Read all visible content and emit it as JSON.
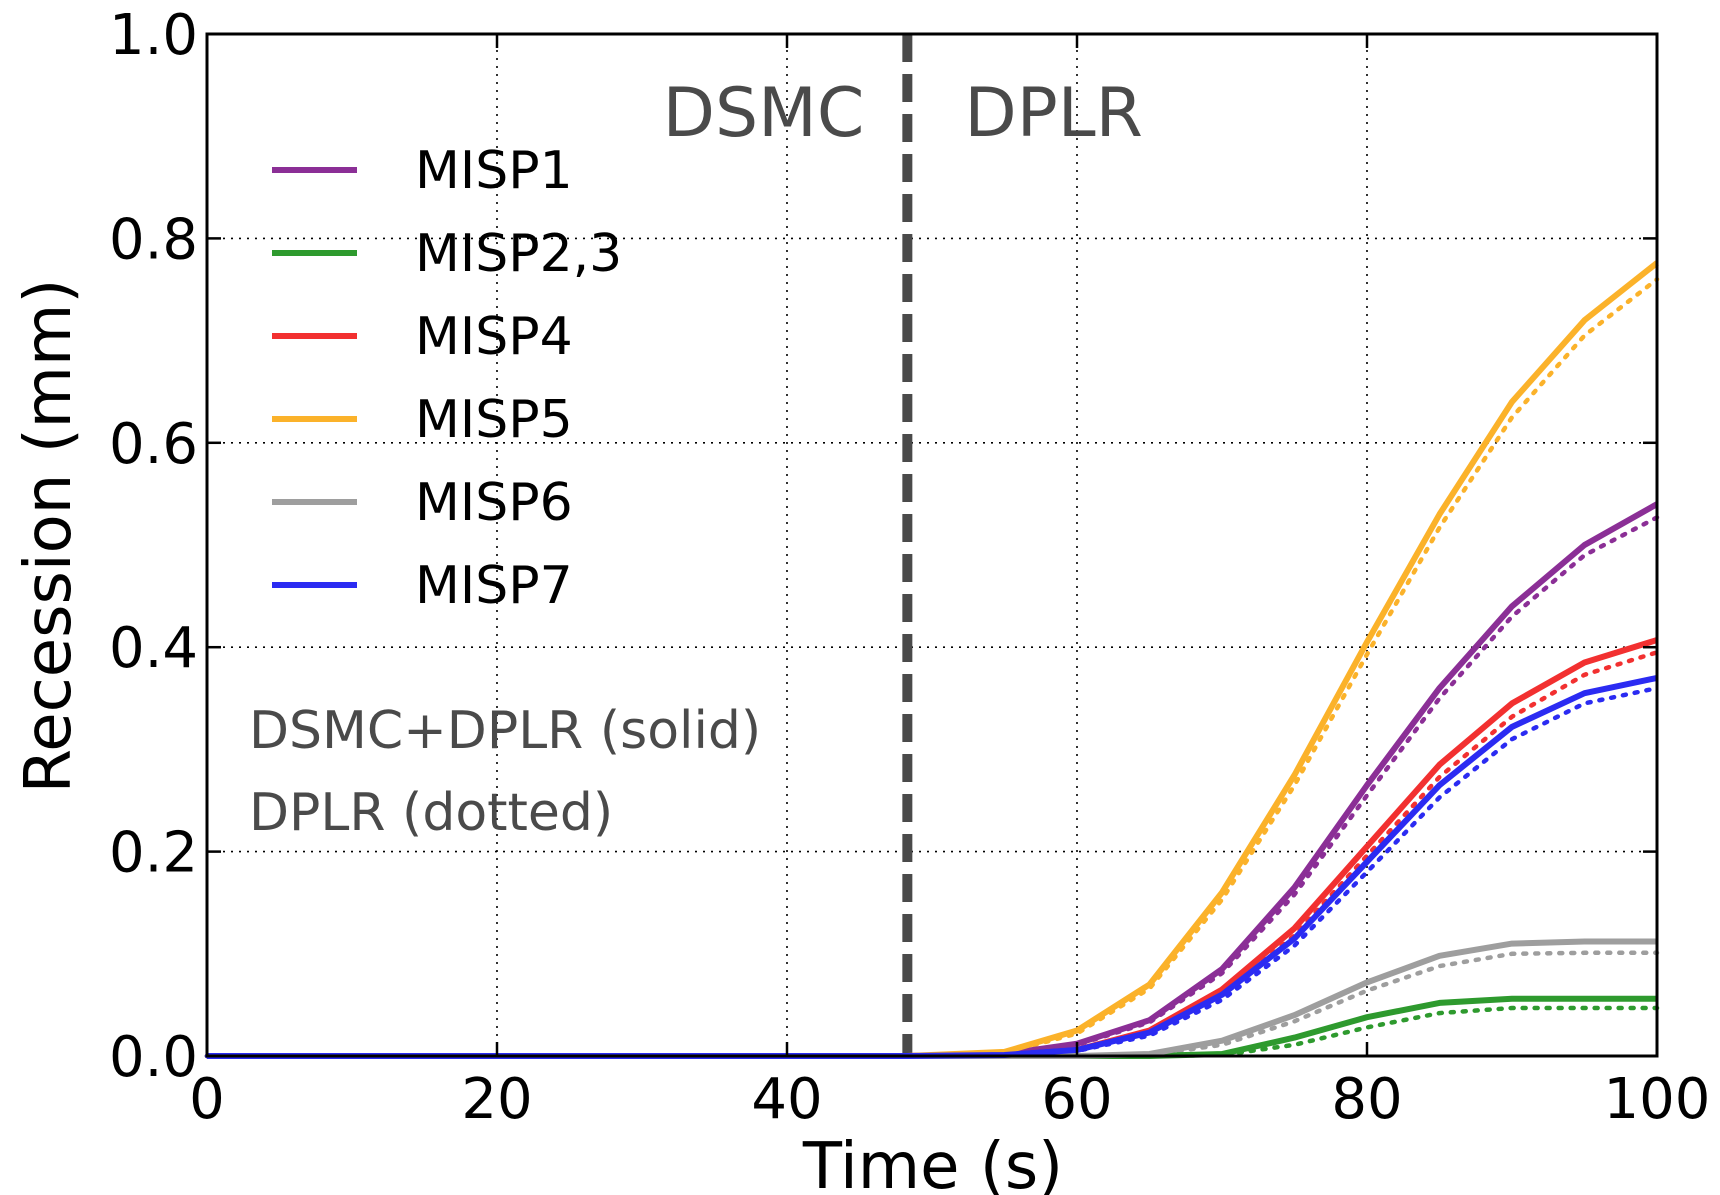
{
  "chart_data": {
    "type": "line",
    "title": "",
    "xlabel": "Time (s)",
    "ylabel": "Recession (mm)",
    "xlim": [
      0,
      100
    ],
    "ylim": [
      0,
      1.0
    ],
    "xticks": [
      0,
      20,
      40,
      60,
      80,
      100
    ],
    "yticks": [
      0.0,
      0.2,
      0.4,
      0.6,
      0.8,
      1.0
    ],
    "xtick_labels": [
      "0",
      "20",
      "40",
      "60",
      "80",
      "100"
    ],
    "ytick_labels": [
      "0.0",
      "0.2",
      "0.4",
      "0.6",
      "0.8",
      "1.0"
    ],
    "grid": true,
    "legend_placement": "upper-left",
    "divider": {
      "x": 48.3,
      "left_label": "DSMC",
      "right_label": "DPLR",
      "color": "#4a4a4a"
    },
    "notes": [
      "DSMC+DPLR (solid)",
      "DPLR (dotted)"
    ],
    "x": [
      0,
      48.3,
      55,
      60,
      65,
      70,
      75,
      80,
      85,
      90,
      95,
      100
    ],
    "series": [
      {
        "name": "MISP1",
        "color": "#8b2f96",
        "solid": [
          0,
          0,
          0.002,
          0.012,
          0.035,
          0.085,
          0.165,
          0.265,
          0.36,
          0.44,
          0.5,
          0.54
        ],
        "dotted": [
          0,
          0,
          0.002,
          0.011,
          0.033,
          0.081,
          0.158,
          0.255,
          0.35,
          0.43,
          0.49,
          0.527
        ]
      },
      {
        "name": "MISP2,3",
        "color": "#2e9a2e",
        "solid": [
          0,
          0,
          0,
          0,
          0,
          0.002,
          0.018,
          0.038,
          0.052,
          0.056,
          0.056,
          0.056
        ],
        "dotted": [
          0,
          0,
          0,
          0,
          0,
          0.001,
          0.011,
          0.028,
          0.042,
          0.047,
          0.047,
          0.047
        ]
      },
      {
        "name": "MISP4",
        "color": "#f23030",
        "solid": [
          0,
          0,
          0.001,
          0.006,
          0.025,
          0.065,
          0.125,
          0.205,
          0.285,
          0.345,
          0.385,
          0.407
        ],
        "dotted": [
          0,
          0,
          0.001,
          0.005,
          0.022,
          0.06,
          0.118,
          0.196,
          0.273,
          0.332,
          0.373,
          0.395
        ]
      },
      {
        "name": "MISP5",
        "color": "#fbb22a",
        "solid": [
          0,
          0,
          0.004,
          0.025,
          0.07,
          0.16,
          0.275,
          0.405,
          0.53,
          0.64,
          0.72,
          0.776
        ],
        "dotted": [
          0,
          0,
          0.003,
          0.022,
          0.066,
          0.153,
          0.265,
          0.393,
          0.517,
          0.625,
          0.705,
          0.76
        ]
      },
      {
        "name": "MISP6",
        "color": "#9e9e9e",
        "solid": [
          0,
          0,
          0,
          0,
          0.002,
          0.015,
          0.04,
          0.072,
          0.098,
          0.11,
          0.112,
          0.112
        ],
        "dotted": [
          0,
          0,
          0,
          0,
          0.001,
          0.011,
          0.034,
          0.064,
          0.088,
          0.1,
          0.101,
          0.101
        ]
      },
      {
        "name": "MISP7",
        "color": "#2b2bf2",
        "solid": [
          0,
          0,
          0.001,
          0.006,
          0.023,
          0.06,
          0.115,
          0.19,
          0.265,
          0.322,
          0.355,
          0.37
        ],
        "dotted": [
          0,
          0,
          0.001,
          0.005,
          0.02,
          0.055,
          0.108,
          0.18,
          0.253,
          0.31,
          0.345,
          0.36
        ]
      }
    ]
  }
}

.....

• Work instructions:
Strip out the images, then output the records above word for word.

• Solution for this problem:
Read all visible content and emit it as JSON.
{
  "chart_data": {
    "type": "line",
    "title": "",
    "xlabel": "Time (s)",
    "ylabel": "Recession (mm)",
    "xlim": [
      0,
      100
    ],
    "ylim": [
      0,
      1.0
    ],
    "xticks": [
      0,
      20,
      40,
      60,
      80,
      100
    ],
    "yticks": [
      0.0,
      0.2,
      0.4,
      0.6,
      0.8,
      1.0
    ],
    "xtick_labels": [
      "0",
      "20",
      "40",
      "60",
      "80",
      "100"
    ],
    "ytick_labels": [
      "0.0",
      "0.2",
      "0.4",
      "0.6",
      "0.8",
      "1.0"
    ],
    "grid": true,
    "legend_placement": "upper-left",
    "divider": {
      "x": 48.3,
      "left_label": "DSMC",
      "right_label": "DPLR",
      "color": "#4a4a4a"
    },
    "notes": [
      "DSMC+DPLR (solid)",
      "DPLR (dotted)"
    ],
    "x": [
      0,
      48.3,
      55,
      60,
      65,
      70,
      75,
      80,
      85,
      90,
      95,
      100
    ],
    "series": [
      {
        "name": "MISP1",
        "color": "#8b2f96",
        "solid": [
          0,
          0,
          0.002,
          0.012,
          0.035,
          0.085,
          0.165,
          0.265,
          0.36,
          0.44,
          0.5,
          0.54
        ],
        "dotted": [
          0,
          0,
          0.002,
          0.011,
          0.033,
          0.081,
          0.158,
          0.255,
          0.35,
          0.43,
          0.49,
          0.527
        ]
      },
      {
        "name": "MISP2,3",
        "color": "#2e9a2e",
        "solid": [
          0,
          0,
          0,
          0,
          0,
          0.002,
          0.018,
          0.038,
          0.052,
          0.056,
          0.056,
          0.056
        ],
        "dotted": [
          0,
          0,
          0,
          0,
          0,
          0.001,
          0.011,
          0.028,
          0.042,
          0.047,
          0.047,
          0.047
        ]
      },
      {
        "name": "MISP4",
        "color": "#f23030",
        "solid": [
          0,
          0,
          0.001,
          0.006,
          0.025,
          0.065,
          0.125,
          0.205,
          0.285,
          0.345,
          0.385,
          0.407
        ],
        "dotted": [
          0,
          0,
          0.001,
          0.005,
          0.022,
          0.06,
          0.118,
          0.196,
          0.273,
          0.332,
          0.373,
          0.395
        ]
      },
      {
        "name": "MISP5",
        "color": "#fbb22a",
        "solid": [
          0,
          0,
          0.004,
          0.025,
          0.07,
          0.16,
          0.275,
          0.405,
          0.53,
          0.64,
          0.72,
          0.776
        ],
        "dotted": [
          0,
          0,
          0.003,
          0.022,
          0.066,
          0.153,
          0.265,
          0.393,
          0.517,
          0.625,
          0.705,
          0.76
        ]
      },
      {
        "name": "MISP6",
        "color": "#9e9e9e",
        "solid": [
          0,
          0,
          0,
          0,
          0.002,
          0.015,
          0.04,
          0.072,
          0.098,
          0.11,
          0.112,
          0.112
        ],
        "dotted": [
          0,
          0,
          0,
          0,
          0.001,
          0.011,
          0.034,
          0.064,
          0.088,
          0.1,
          0.101,
          0.101
        ]
      },
      {
        "name": "MISP7",
        "color": "#2b2bf2",
        "solid": [
          0,
          0,
          0.001,
          0.006,
          0.023,
          0.06,
          0.115,
          0.19,
          0.265,
          0.322,
          0.355,
          0.37
        ],
        "dotted": [
          0,
          0,
          0.001,
          0.005,
          0.02,
          0.055,
          0.108,
          0.18,
          0.253,
          0.31,
          0.345,
          0.36
        ]
      }
    ]
  }
}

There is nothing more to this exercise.